Find how many lines hold the word "Wine". Give only the number.

·····

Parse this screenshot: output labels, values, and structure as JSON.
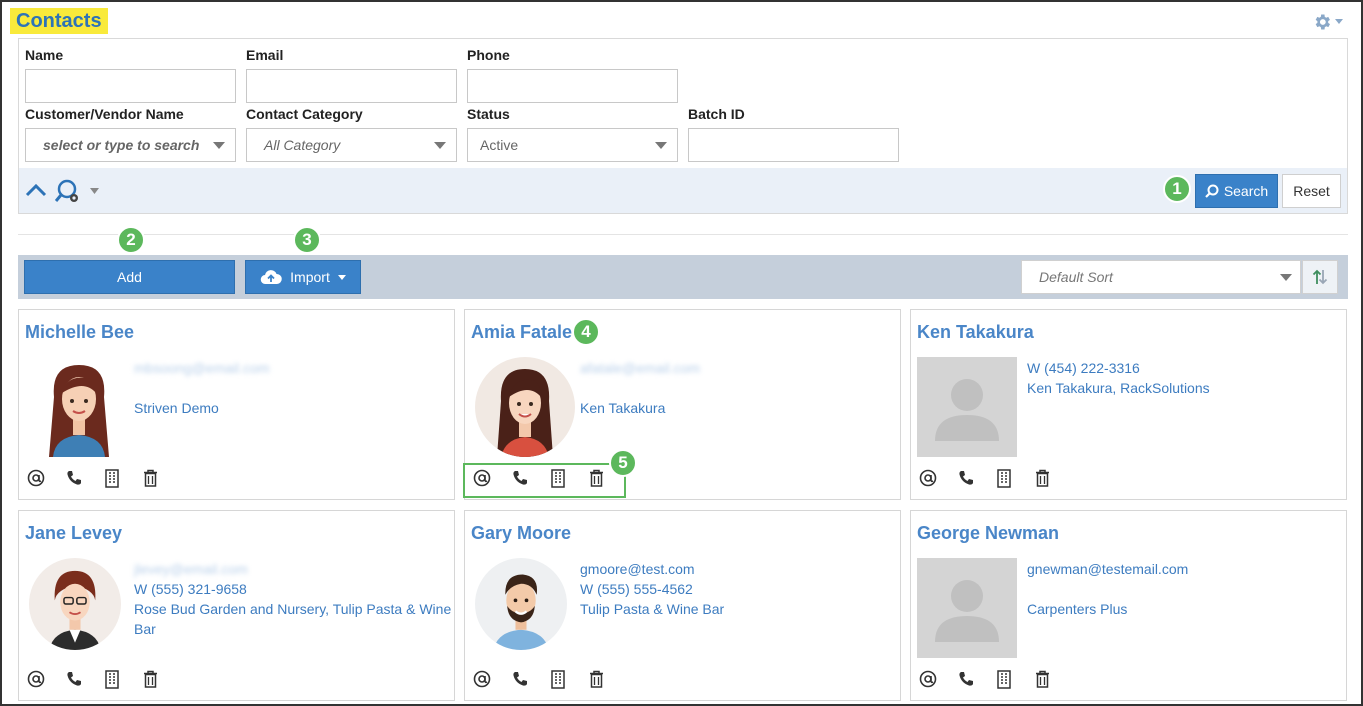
{
  "page": {
    "title": "Contacts"
  },
  "filters": {
    "name_label": "Name",
    "email_label": "Email",
    "phone_label": "Phone",
    "customer_vendor_label": "Customer/Vendor Name",
    "customer_vendor_placeholder": "select or type to search",
    "contact_category_label": "Contact Category",
    "contact_category_value": "All Category",
    "status_label": "Status",
    "status_value": "Active",
    "batch_id_label": "Batch ID",
    "search_label": "Search",
    "reset_label": "Reset"
  },
  "toolbar": {
    "add_label": "Add",
    "import_label": "Import",
    "sort_value": "Default Sort"
  },
  "badges": [
    "1",
    "2",
    "3",
    "4",
    "5"
  ],
  "contacts": [
    {
      "name": "Michelle Bee",
      "email": "mbsoong@email.com",
      "email_blurred": true,
      "phone": "",
      "company": "Striven Demo"
    },
    {
      "name": "Amia Fatale",
      "email": "afatale@email.com",
      "email_blurred": true,
      "phone": "",
      "company": "Ken Takakura"
    },
    {
      "name": "Ken Takakura",
      "email": "W (454) 222-3316",
      "email_blurred": false,
      "phone": "Ken Takakura, RackSolutions",
      "company": ""
    },
    {
      "name": "Jane Levey",
      "email": "jlevey@email.com",
      "email_blurred": true,
      "phone": "W (555) 321-9658",
      "company": "Rose Bud Garden and Nursery, Tulip Pasta & Wine Bar"
    },
    {
      "name": "Gary Moore",
      "email": "gmoore@test.com",
      "email_blurred": false,
      "phone": "W (555) 555-4562",
      "company": "Tulip Pasta & Wine Bar"
    },
    {
      "name": "George Newman",
      "email": "gnewman@testemail.com",
      "email_blurred": false,
      "phone": "",
      "company": "Carpenters Plus"
    }
  ],
  "colors": {
    "accent": "#3a82c9",
    "link": "#4a86c8",
    "highlight": "#f9ea3b",
    "badge": "#5cb85c",
    "toolbar": "#c5cfdb"
  }
}
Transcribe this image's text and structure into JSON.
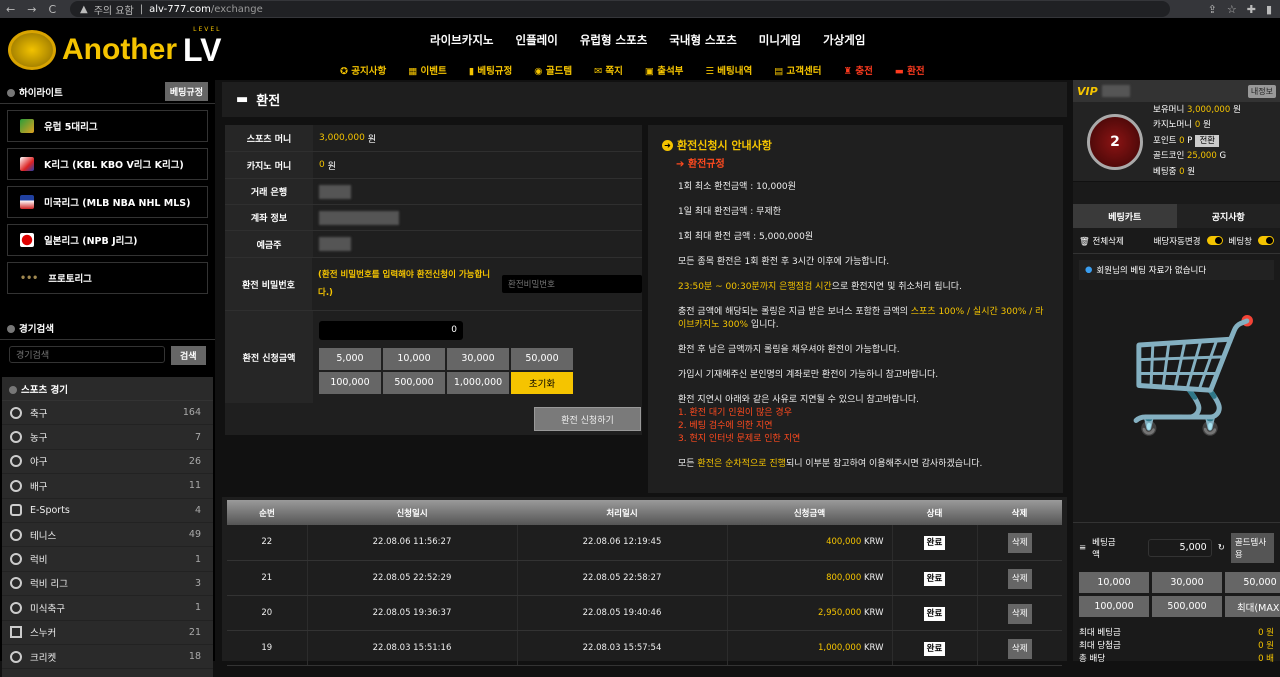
{
  "browser": {
    "warning": "주의 요함",
    "host": "alv-777.com",
    "path": "/exchange"
  },
  "logo": {
    "text": "Another",
    "lv": "LV",
    "level": "LEVEL"
  },
  "mainnav": [
    "라이브카지노",
    "인플레이",
    "유럽형 스포츠",
    "국내형 스포츠",
    "미니게임",
    "가상게임"
  ],
  "subnav": [
    {
      "icon": "gear-icon",
      "label": "공지사항"
    },
    {
      "icon": "gift-icon",
      "label": "이벤트"
    },
    {
      "icon": "book-icon",
      "label": "베팅규정"
    },
    {
      "icon": "coin-icon",
      "label": "골드템"
    },
    {
      "icon": "mail-icon",
      "label": "쪽지"
    },
    {
      "icon": "calendar-icon",
      "label": "출석부"
    },
    {
      "icon": "list-icon",
      "label": "베팅내역"
    },
    {
      "icon": "headset-icon",
      "label": "고객센터"
    },
    {
      "icon": "bank-icon",
      "label": "충전"
    },
    {
      "icon": "card-icon",
      "label": "환전"
    }
  ],
  "sidebar": {
    "highlight_title": "하이라이트",
    "rules_btn": "베팅규정",
    "leagues": [
      "유럽 5대리그",
      "K리그 (KBL KBO V리그 K리그)",
      "미국리그 (MLB NBA NHL MLS)",
      "일본리그 (NPB J리그)",
      "프로토리그"
    ],
    "search_title": "경기검색",
    "search_placeholder": "경기검색",
    "search_btn": "검색",
    "sports_title": "스포츠 경기",
    "sports": [
      {
        "name": "축구",
        "count": "164"
      },
      {
        "name": "농구",
        "count": "7"
      },
      {
        "name": "야구",
        "count": "26"
      },
      {
        "name": "배구",
        "count": "11"
      },
      {
        "name": "E-Sports",
        "count": "4"
      },
      {
        "name": "테니스",
        "count": "49"
      },
      {
        "name": "럭비",
        "count": "1"
      },
      {
        "name": "럭비 리그",
        "count": "3"
      },
      {
        "name": "미식축구",
        "count": "1"
      },
      {
        "name": "스누커",
        "count": "21"
      },
      {
        "name": "크리켓",
        "count": "18"
      }
    ]
  },
  "page": {
    "title": "환전"
  },
  "form": {
    "sports_money_label": "스포츠 머니",
    "sports_money": "3,000,000",
    "won": "원",
    "casino_money_label": "카지노 머니",
    "casino_money": "0",
    "bank_label": "거래 은행",
    "account_label": "계좌 정보",
    "holder_label": "예금주",
    "pw_label": "환전 비밀번호",
    "pw_notice": "(환전 비밀번호를 입력해야 환전신청이 가능합니다.)",
    "pw_placeholder": "환전비밀번호",
    "amount_label": "환전 신청금액",
    "amount_value": "0",
    "quick": [
      "5,000",
      "10,000",
      "30,000",
      "50,000",
      "100,000",
      "500,000",
      "1,000,000"
    ],
    "reset": "초기화",
    "apply": "환전 신청하기"
  },
  "notice": {
    "title": "환전신청시 안내사항",
    "rule_title": "환전규정",
    "min": "1회 최소 환전금액 : 10,000원",
    "daily": "1일 최대 환전금액 : 무제한",
    "max": "1회 최대 환전 금액 : 5,000,000원",
    "p1": "모든 종목 환전은 1회 환전 후 3시간 이후에 가능합니다.",
    "p2a": "23:50분 ~ 00:30분까지 은행점검 시간",
    "p2b": "으로 환전지연 및 취소처리 됩니다.",
    "p3a": "충전 금액에 해당되는 롤링은 지급 받은 보너스 포함한 금액의 ",
    "p3b": "스포츠 100% / 실시간 300% / 라이브카지노 300%",
    "p3c": " 입니다.",
    "p4": "환전 후 남은 금액까지 롤링을 채우셔야 환전이 가능합니다.",
    "p5": "가입시 기재해주신 본인명의 계좌로만 환전이 가능하니 참고바랍니다.",
    "p6": "환전 지연시 아래와 같은 사유로 지연될 수 있으니 참고바랍니다.",
    "r1": "1. 환전 대기 인원이 많은 경우",
    "r2": "2. 베팅 검수에 의한 지연",
    "r3": "3. 현지 인터넷 문제로 인한 지연",
    "p7a": "모든 ",
    "p7b": "환전은 순차적으로 진행",
    "p7c": "되니 이부분 참고하여 이용해주시면 감사하겠습니다."
  },
  "history": {
    "headers": [
      "순번",
      "신청일시",
      "처리일시",
      "신청금액",
      "상태",
      "삭제"
    ],
    "currency": "KRW",
    "rows": [
      {
        "no": "22",
        "req": "22.08.06 11:56:27",
        "done": "22.08.06 12:19:45",
        "amount": "400,000",
        "status": "완료",
        "del": "삭제"
      },
      {
        "no": "21",
        "req": "22.08.05 22:52:29",
        "done": "22.08.05 22:58:27",
        "amount": "800,000",
        "status": "완료",
        "del": "삭제"
      },
      {
        "no": "20",
        "req": "22.08.05 19:36:37",
        "done": "22.08.05 19:40:46",
        "amount": "2,950,000",
        "status": "완료",
        "del": "삭제"
      },
      {
        "no": "19",
        "req": "22.08.03 15:51:16",
        "done": "22.08.03 15:57:54",
        "amount": "1,000,000",
        "status": "완료",
        "del": "삭제"
      }
    ]
  },
  "user": {
    "vip": "VIP",
    "myinfo": "내정보",
    "level": "2",
    "money_label": "보유머니",
    "money": "3,000,000",
    "won": "원",
    "casino_label": "카지노머니",
    "casino": "0",
    "point_label": "포인트",
    "point": "0",
    "point_unit": "P",
    "convert": "전환",
    "gold_label": "골드코인",
    "gold": "25,000",
    "gold_unit": "G",
    "betting_label": "베팅중",
    "betting": "0"
  },
  "betslip": {
    "tabs": [
      "베팅카트",
      "공지사항"
    ],
    "clear": "전체삭제",
    "auto_odds": "배당자동변경",
    "bet_toggle": "베팅창",
    "empty": "회원님의 베팅 자료가 없습니다",
    "amount_label": "베팅금액",
    "amount": "5,000",
    "gold_use": "골드템사용",
    "quick": [
      "10,000",
      "30,000",
      "50,000",
      "100,000",
      "500,000",
      "최대(MAX)"
    ],
    "max_bet_label": "최대 베팅금",
    "max_bet": "0 원",
    "max_win_label": "최대 당첨금",
    "max_win": "0 원",
    "total_odds_label": "총 배당",
    "total_odds": "0 배"
  },
  "colors": {
    "accent": "#f5c400",
    "alert": "#ff4a1f"
  }
}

·····

* Task output *
2